#### STORED RECORDS ####

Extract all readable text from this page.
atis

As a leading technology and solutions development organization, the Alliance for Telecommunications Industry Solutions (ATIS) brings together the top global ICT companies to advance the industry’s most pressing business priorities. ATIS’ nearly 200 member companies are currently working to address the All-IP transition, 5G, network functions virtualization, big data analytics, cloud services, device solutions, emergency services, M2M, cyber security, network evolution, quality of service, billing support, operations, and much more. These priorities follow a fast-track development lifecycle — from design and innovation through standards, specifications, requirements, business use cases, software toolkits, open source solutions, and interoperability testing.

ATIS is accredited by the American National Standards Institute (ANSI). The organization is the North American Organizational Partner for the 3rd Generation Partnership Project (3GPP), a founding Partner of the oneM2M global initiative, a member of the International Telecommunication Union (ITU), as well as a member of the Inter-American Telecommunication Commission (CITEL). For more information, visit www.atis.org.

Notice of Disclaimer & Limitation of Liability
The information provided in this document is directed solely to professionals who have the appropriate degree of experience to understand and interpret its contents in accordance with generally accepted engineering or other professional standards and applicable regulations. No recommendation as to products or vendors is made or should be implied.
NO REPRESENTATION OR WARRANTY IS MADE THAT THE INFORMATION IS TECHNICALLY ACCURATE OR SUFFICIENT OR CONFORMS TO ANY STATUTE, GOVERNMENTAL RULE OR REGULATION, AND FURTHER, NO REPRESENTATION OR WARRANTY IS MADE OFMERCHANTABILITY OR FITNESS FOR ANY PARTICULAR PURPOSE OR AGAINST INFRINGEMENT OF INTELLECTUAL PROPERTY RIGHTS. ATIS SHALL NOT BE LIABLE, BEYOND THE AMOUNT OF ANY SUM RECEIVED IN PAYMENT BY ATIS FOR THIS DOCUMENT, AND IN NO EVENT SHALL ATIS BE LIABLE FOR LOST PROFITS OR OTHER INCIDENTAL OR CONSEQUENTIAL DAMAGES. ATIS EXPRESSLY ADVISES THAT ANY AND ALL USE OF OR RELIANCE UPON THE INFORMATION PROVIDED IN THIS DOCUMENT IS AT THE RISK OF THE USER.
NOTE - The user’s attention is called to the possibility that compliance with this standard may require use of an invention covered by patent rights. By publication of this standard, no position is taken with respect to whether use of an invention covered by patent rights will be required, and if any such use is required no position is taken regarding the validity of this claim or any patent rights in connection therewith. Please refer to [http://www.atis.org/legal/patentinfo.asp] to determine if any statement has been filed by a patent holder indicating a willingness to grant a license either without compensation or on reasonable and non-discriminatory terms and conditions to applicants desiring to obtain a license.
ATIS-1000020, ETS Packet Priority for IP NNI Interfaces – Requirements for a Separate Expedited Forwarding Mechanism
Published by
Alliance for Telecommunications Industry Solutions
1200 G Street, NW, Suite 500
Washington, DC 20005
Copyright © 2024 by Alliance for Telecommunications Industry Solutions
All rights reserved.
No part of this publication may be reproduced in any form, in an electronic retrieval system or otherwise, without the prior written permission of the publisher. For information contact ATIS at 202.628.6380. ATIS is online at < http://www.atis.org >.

####

■ **REQUIRED WORK**
Every line of the listing that holds "from" should be found and copied.

■ **EXERCISE RESULT**
Extract all readable text from this page.
As a leading technology and solutions development organization, the Alliance for Telecommunications Industry Solutions (ATIS) brings together the top global ICT companies to advance the industry’s most pressing business priorities. ATIS’ nearly 200 member companies are currently working to address the All-IP transition, 5G, network functions virtualization, big data analytics, cloud services, device solutions, emergency services, M2M, cyber security, network evolution, quality of service, billing support, operations, and much more. These priorities follow a fast-track development lifecycle — from design and innovation through standards, specifications, requirements, business use cases, software toolkits, open source solutions, and interoperability testing.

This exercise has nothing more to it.